** Start DATA PROVIDED **
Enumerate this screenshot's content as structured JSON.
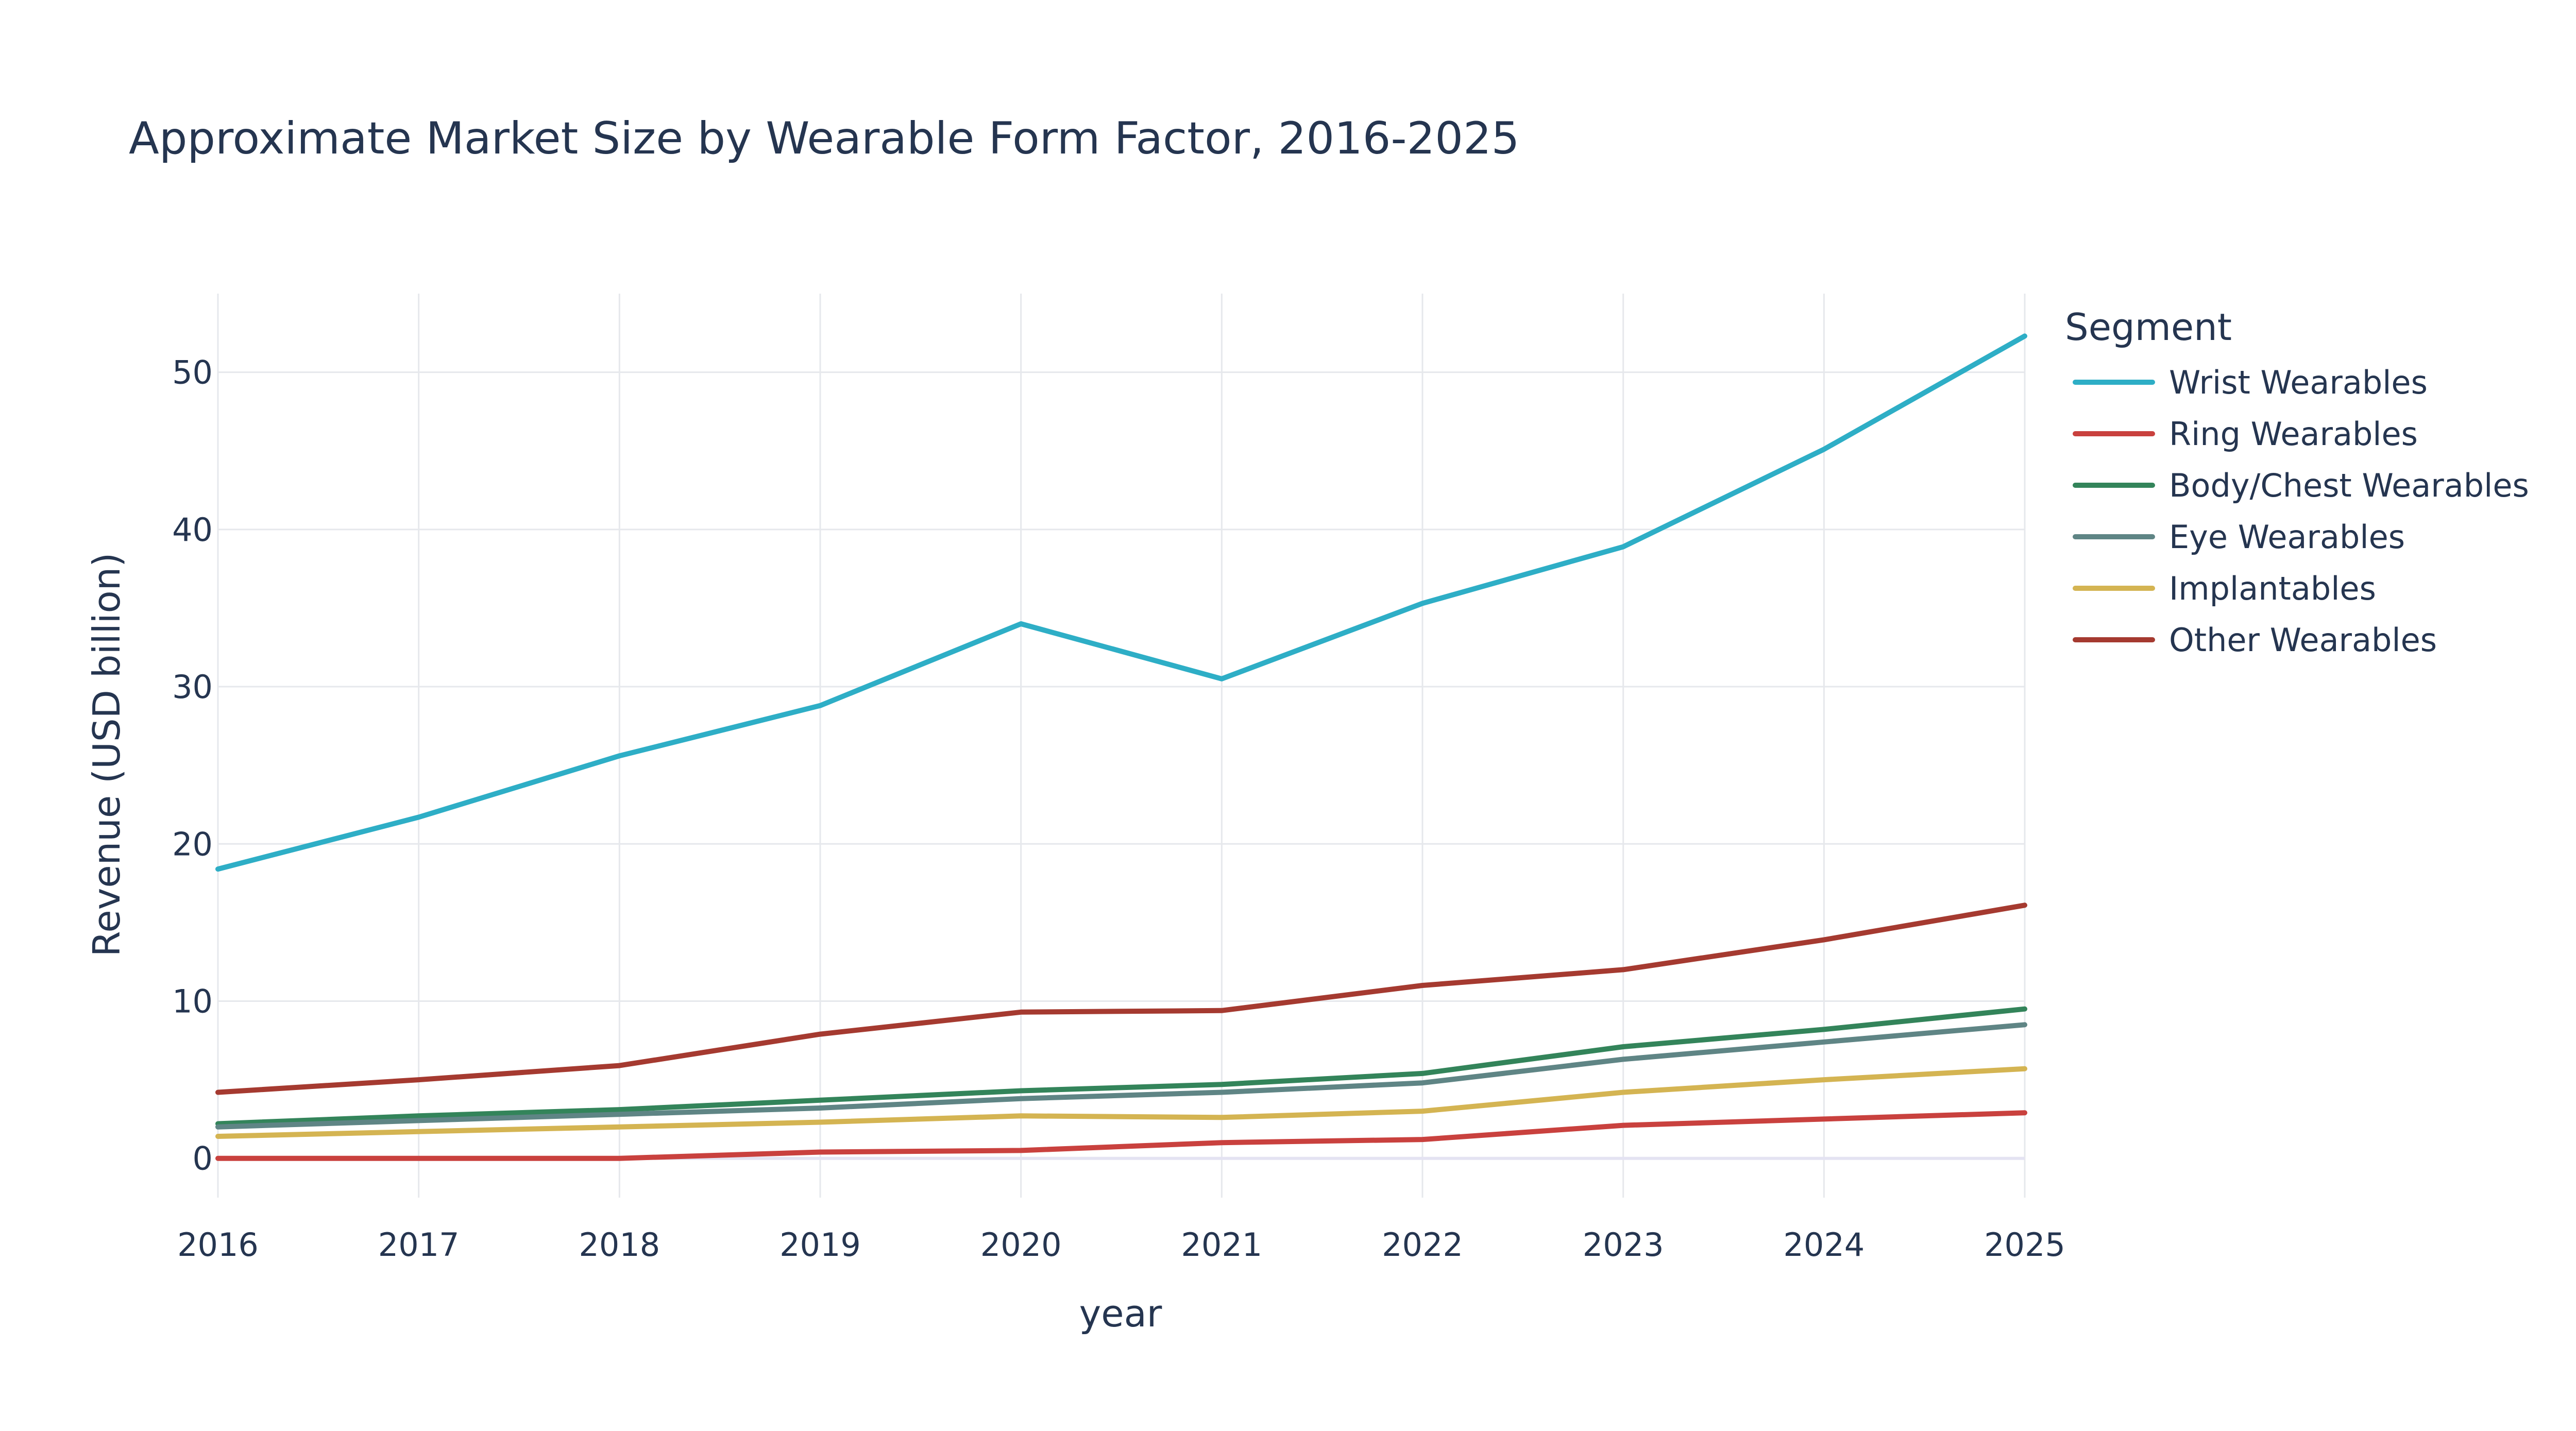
{
  "chart_data": {
    "type": "line",
    "title": "Approximate Market Size by Wearable Form Factor, 2016-2025",
    "xlabel": "year",
    "ylabel": "Revenue (USD billion)",
    "x": [
      2016,
      2017,
      2018,
      2019,
      2020,
      2021,
      2022,
      2023,
      2024,
      2025
    ],
    "x_ticks": [
      "2016",
      "2017",
      "2018",
      "2019",
      "2020",
      "2021",
      "2022",
      "2023",
      "2024",
      "2025"
    ],
    "xlim": [
      2016,
      2025
    ],
    "y_ticks": [
      0,
      10,
      20,
      30,
      40,
      50
    ],
    "ylim": [
      -2.5,
      55
    ],
    "grid": true,
    "legend": {
      "title": "Segment",
      "placement": "right"
    },
    "series": [
      {
        "name": "Wrist Wearables",
        "color": "#2eaec6",
        "values": [
          18.4,
          21.7,
          25.6,
          28.8,
          34.0,
          30.5,
          35.3,
          38.9,
          45.1,
          52.3
        ]
      },
      {
        "name": "Ring Wearables",
        "color": "#c9413e",
        "values": [
          0.0,
          0.0,
          0.0,
          0.4,
          0.5,
          1.0,
          1.2,
          2.1,
          2.5,
          2.9
        ]
      },
      {
        "name": "Body/Chest Wearables",
        "color": "#33845a",
        "values": [
          2.2,
          2.7,
          3.1,
          3.7,
          4.3,
          4.7,
          5.4,
          7.1,
          8.2,
          9.5
        ]
      },
      {
        "name": "Eye Wearables",
        "color": "#5f8585",
        "values": [
          2.0,
          2.4,
          2.8,
          3.2,
          3.8,
          4.2,
          4.8,
          6.3,
          7.4,
          8.5
        ]
      },
      {
        "name": "Implantables",
        "color": "#d4b452",
        "values": [
          1.4,
          1.7,
          2.0,
          2.3,
          2.7,
          2.6,
          3.0,
          4.2,
          5.0,
          5.7
        ]
      },
      {
        "name": "Other Wearables",
        "color": "#a53a30",
        "values": [
          4.2,
          5.0,
          5.9,
          7.9,
          9.3,
          9.4,
          11.0,
          12.0,
          13.9,
          16.1
        ]
      }
    ]
  }
}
** End DATA PROVIDED **
__BRIEF__: Copy out the records above in full, exactly as written, but not the pictures.

__EXERCISE RESULT__:
Enumerate this screenshot's content as structured JSON.
{
  "chart_data": {
    "type": "line",
    "title": "Approximate Market Size by Wearable Form Factor, 2016-2025",
    "xlabel": "year",
    "ylabel": "Revenue (USD billion)",
    "x": [
      2016,
      2017,
      2018,
      2019,
      2020,
      2021,
      2022,
      2023,
      2024,
      2025
    ],
    "x_ticks": [
      "2016",
      "2017",
      "2018",
      "2019",
      "2020",
      "2021",
      "2022",
      "2023",
      "2024",
      "2025"
    ],
    "xlim": [
      2016,
      2025
    ],
    "y_ticks": [
      0,
      10,
      20,
      30,
      40,
      50
    ],
    "ylim": [
      -2.5,
      55
    ],
    "grid": true,
    "legend": {
      "title": "Segment",
      "placement": "right"
    },
    "series": [
      {
        "name": "Wrist Wearables",
        "color": "#2eaec6",
        "values": [
          18.4,
          21.7,
          25.6,
          28.8,
          34.0,
          30.5,
          35.3,
          38.9,
          45.1,
          52.3
        ]
      },
      {
        "name": "Ring Wearables",
        "color": "#c9413e",
        "values": [
          0.0,
          0.0,
          0.0,
          0.4,
          0.5,
          1.0,
          1.2,
          2.1,
          2.5,
          2.9
        ]
      },
      {
        "name": "Body/Chest Wearables",
        "color": "#33845a",
        "values": [
          2.2,
          2.7,
          3.1,
          3.7,
          4.3,
          4.7,
          5.4,
          7.1,
          8.2,
          9.5
        ]
      },
      {
        "name": "Eye Wearables",
        "color": "#5f8585",
        "values": [
          2.0,
          2.4,
          2.8,
          3.2,
          3.8,
          4.2,
          4.8,
          6.3,
          7.4,
          8.5
        ]
      },
      {
        "name": "Implantables",
        "color": "#d4b452",
        "values": [
          1.4,
          1.7,
          2.0,
          2.3,
          2.7,
          2.6,
          3.0,
          4.2,
          5.0,
          5.7
        ]
      },
      {
        "name": "Other Wearables",
        "color": "#a53a30",
        "values": [
          4.2,
          5.0,
          5.9,
          7.9,
          9.3,
          9.4,
          11.0,
          12.0,
          13.9,
          16.1
        ]
      }
    ]
  }
}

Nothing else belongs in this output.